Transcribe the entries below exactly; leave every image out.

Collection entries:
»»
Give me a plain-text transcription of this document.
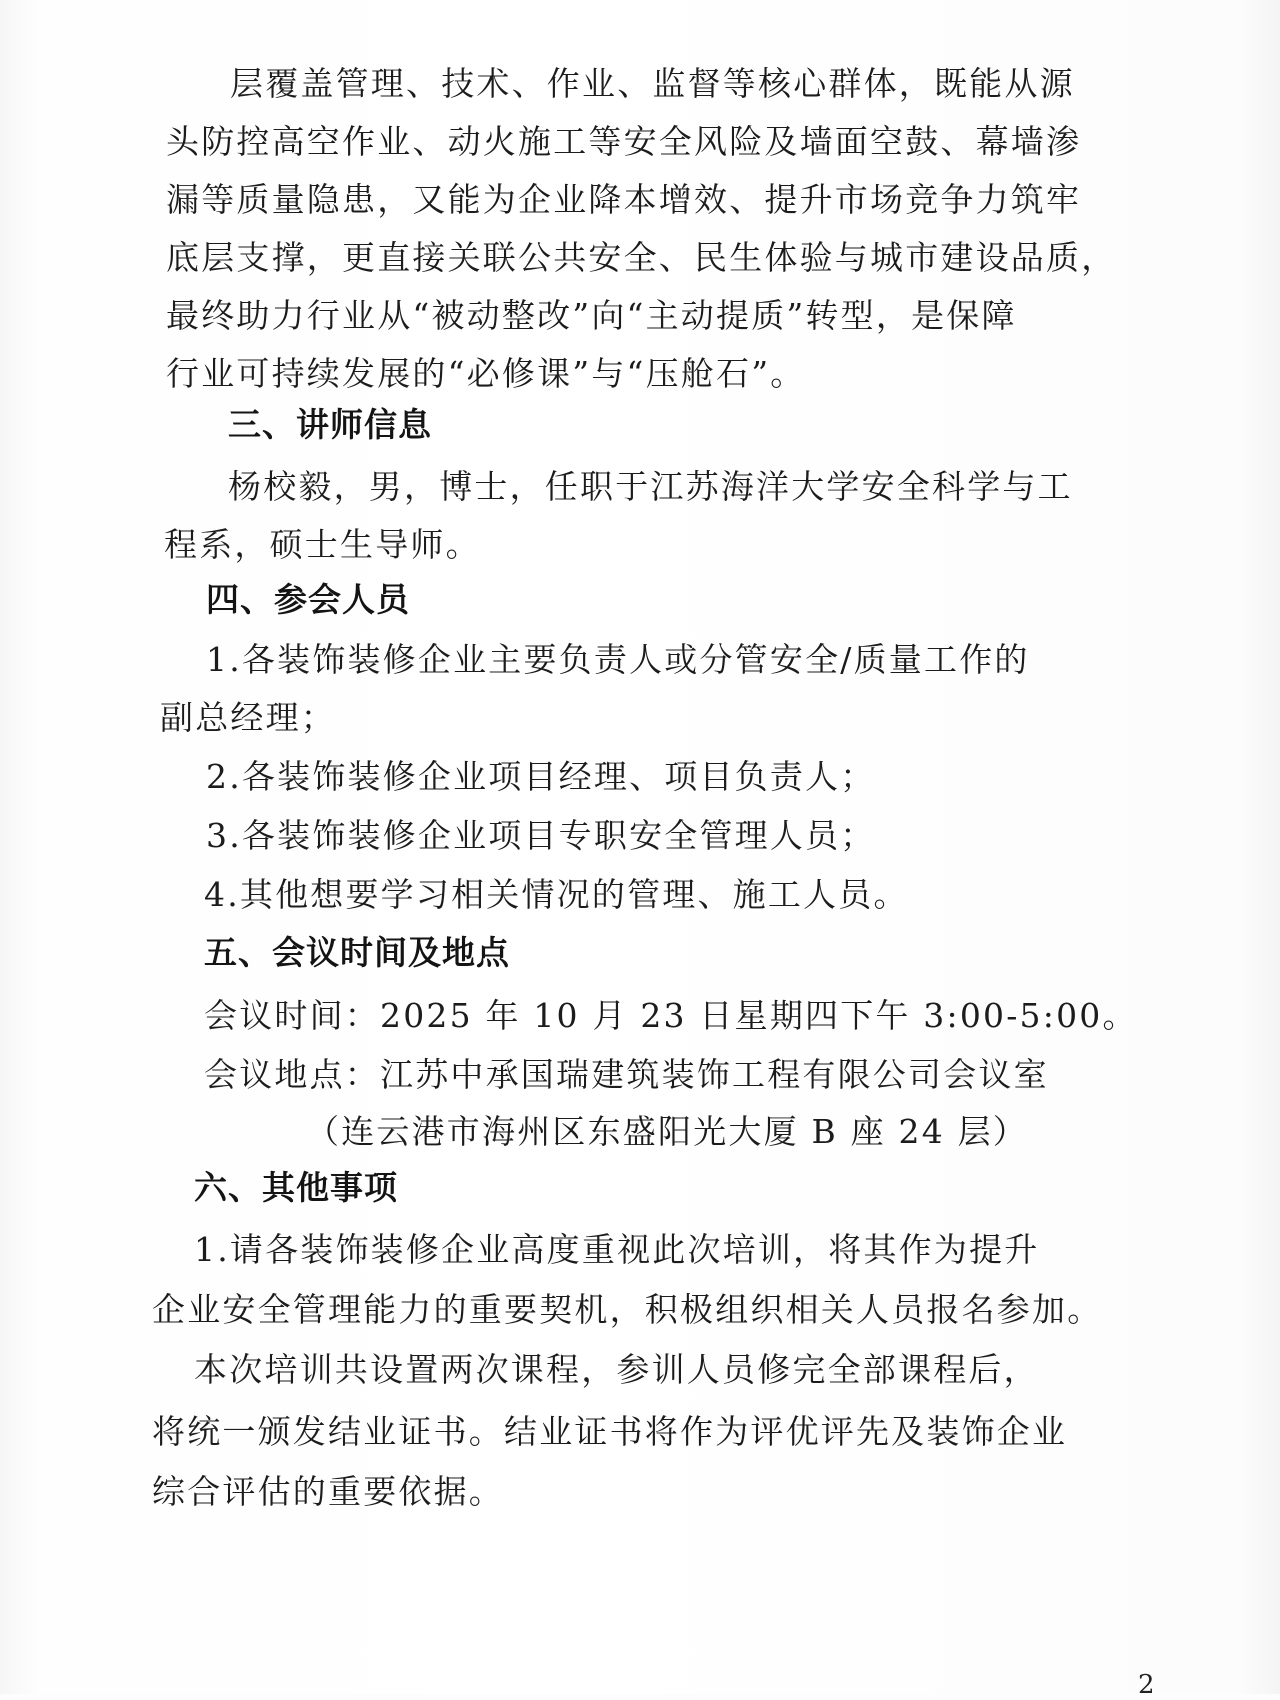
层覆盖管理、技术、作业、监督等核心群体，既能从源
头防控高空作业、动火施工等安全风险及墙面空鼓、幕墙渗
漏等质量隐患，又能为企业降本增效、提升市场竞争力筑牢
底层支撑，更直接关联公共安全、民生体验与城市建设品质，
最终助力行业从“被动整改”向“主动提质”转型，是保障
行业可持续发展的“必修课”与“压舱石”。
三、讲师信息
杨校毅，男，博士，任职于江苏海洋大学安全科学与工
程系，硕士生导师。
四、参会人员
1.各装饰装修企业主要负责人或分管安全/质量工作的
副总经理；
2.各装饰装修企业项目经理、项目负责人；
3.各装饰装修企业项目专职安全管理人员；
4.其他想要学习相关情况的管理、施工人员。
五、会议时间及地点
会议时间：2025 年 10 月 23 日星期四下午 3:00-5:00。
会议地点：江苏中承国瑞建筑装饰工程有限公司会议室
（连云港市海州区东盛阳光大厦 B 座 24 层）
六、其他事项
1.请各装饰装修企业高度重视此次培训，将其作为提升
企业安全管理能力的重要契机，积极组织相关人员报名参加。
本次培训共设置两次课程，参训人员修完全部课程后，
将统一颁发结业证书。结业证书将作为评优评先及装饰企业
综合评估的重要依据。
2
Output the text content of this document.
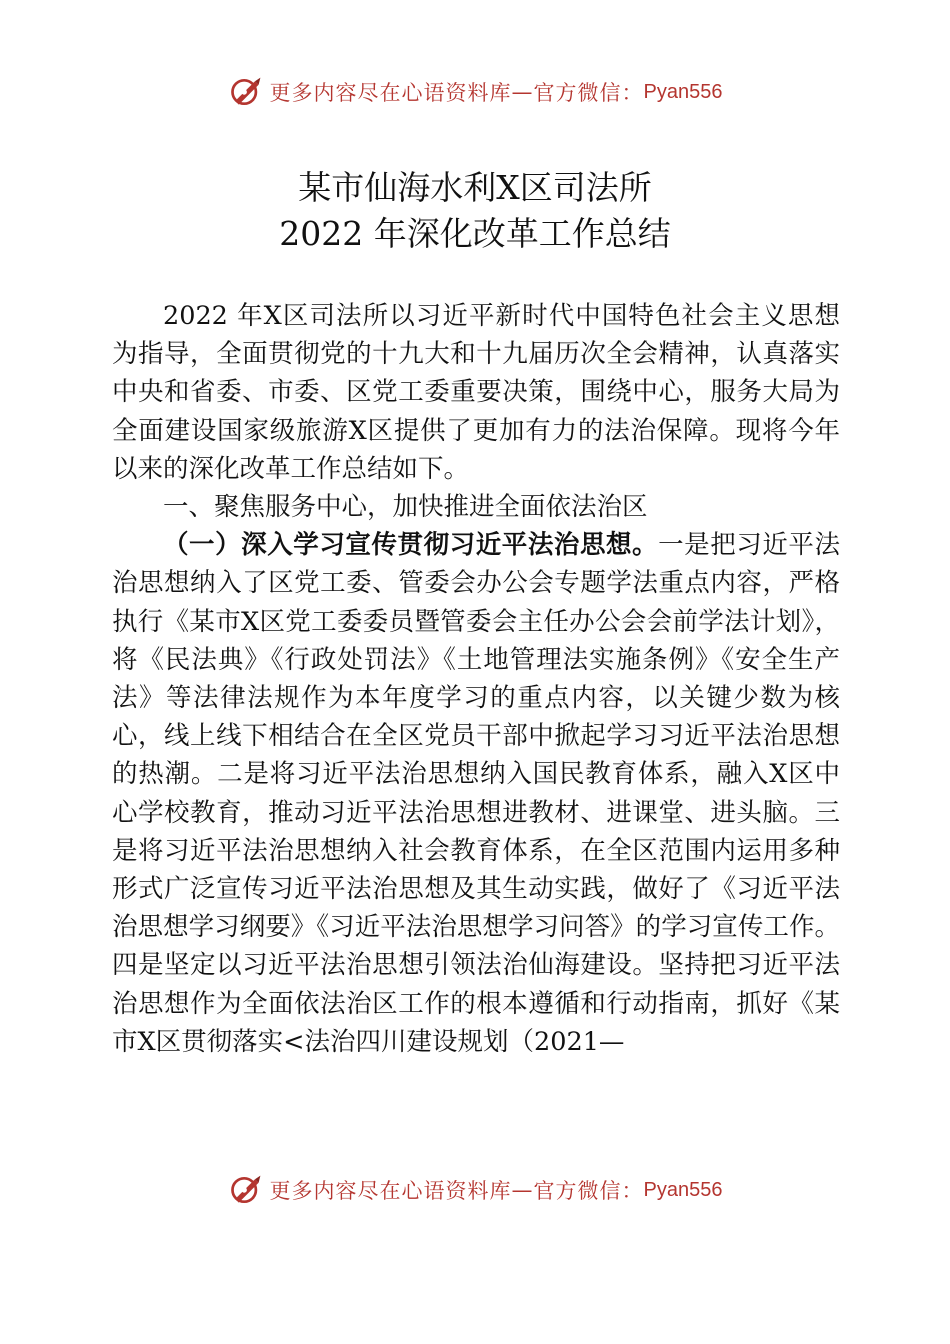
更多内容尽在心语资料库 — 官方微信： Pyan556
某市仙海水利X区司法所
2022 年深化改革工作总结

2022 年X区司法所以习近平新时代中国特色社会主义思想为指导，全面贯彻党的十九大和十九届历次全会精神，认真落实中央和省委、市委、区党工委重要决策，围绕中心，服务大局为全面建设国家级旅游X区提供了更加有力的法治保障。现将今年以来的深化改革工作总结如下。

一、聚焦服务中心，加快推进全面依法治区

（一）深入学习宣传贯彻习近平法治思想。一是把习近平法治思想纳入了区党工委、管委会办公会专题学法重点内容，严格执行《某市X区党工委委员暨管委会主任办公会会前学法计划》，将《民法典》《行政处罚法》《土地管理法实施条例》《安全生产法》等法律法规作为本年度学习的重点内容，以关键少数为核心，线上线下相结合在全区党员干部中掀起学习习近平法治思想的热潮。二是将习近平法治思想纳入国民教育体系，融入X区中心学校教育，推动习近平法治思想进教材、进课堂、进头脑。三是将习近平法治思想纳入社会教育体系，在全区范围内运用多种形式广泛宣传习近平法治思想及其生动实践，做好了《习近平法治思想学习纲要》《习近平法治思想学习问答》的学习宣传工作。四是坚定以习近平法治思想引领法治仙海建设。坚持把习近平法治思想作为全面依法治区工作的根本遵循和行动指南，抓好《某市X区贯彻落实<法治四川建设规划（2021—

更多内容尽在心语资料库 — 官方微信： Pyan556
««
SOLUTION FOR THIS PROBLEM:
Give me a plain-text transcription of this document.
层覆盖管理、技术、作业、监督等核心群体，既能从源
头防控高空作业、动火施工等安全风险及墙面空鼓、幕墙渗
漏等质量隐患，又能为企业降本增效、提升市场竞争力筑牢
底层支撑，更直接关联公共安全、民生体验与城市建设品质，
最终助力行业从“被动整改”向“主动提质”转型，是保障
行业可持续发展的“必修课”与“压舱石”。
三、讲师信息
杨校毅，男，博士，任职于江苏海洋大学安全科学与工
程系，硕士生导师。
四、参会人员
1.各装饰装修企业主要负责人或分管安全/质量工作的
副总经理；
2.各装饰装修企业项目经理、项目负责人；
3.各装饰装修企业项目专职安全管理人员；
4.其他想要学习相关情况的管理、施工人员。
五、会议时间及地点
会议时间：2025 年 10 月 23 日星期四下午 3:00-5:00。
会议地点：江苏中承国瑞建筑装饰工程有限公司会议室
（连云港市海州区东盛阳光大厦 B 座 24 层）
六、其他事项
1.请各装饰装修企业高度重视此次培训，将其作为提升
企业安全管理能力的重要契机，积极组织相关人员报名参加。
本次培训共设置两次课程，参训人员修完全部课程后，
将统一颁发结业证书。结业证书将作为评优评先及装饰企业
综合评估的重要依据。
2
Output the text content of this document.
更多内容尽在心语资料库 — 官方微信： Pyan556
某市仙海水利X区司法所
2022 年深化改革工作总结

2022 年X区司法所以习近平新时代中国特色社会主义思想为指导，全面贯彻党的十九大和十九届历次全会精神，认真落实中央和省委、市委、区党工委重要决策，围绕中心，服务大局为全面建设国家级旅游X区提供了更加有力的法治保障。现将今年以来的深化改革工作总结如下。

一、聚焦服务中心，加快推进全面依法治区

（一）深入学习宣传贯彻习近平法治思想。一是把习近平法治思想纳入了区党工委、管委会办公会专题学法重点内容，严格执行《某市X区党工委委员暨管委会主任办公会会前学法计划》，将《民法典》《行政处罚法》《土地管理法实施条例》《安全生产法》等法律法规作为本年度学习的重点内容，以关键少数为核心，线上线下相结合在全区党员干部中掀起学习习近平法治思想的热潮。二是将习近平法治思想纳入国民教育体系，融入X区中心学校教育，推动习近平法治思想进教材、进课堂、进头脑。三是将习近平法治思想纳入社会教育体系，在全区范围内运用多种形式广泛宣传习近平法治思想及其生动实践，做好了《习近平法治思想学习纲要》《习近平法治思想学习问答》的学习宣传工作。四是坚定以习近平法治思想引领法治仙海建设。坚持把习近平法治思想作为全面依法治区工作的根本遵循和行动指南，抓好《某市X区贯彻落实<法治四川建设规划（2021—

更多内容尽在心语资料库 — 官方微信： Pyan556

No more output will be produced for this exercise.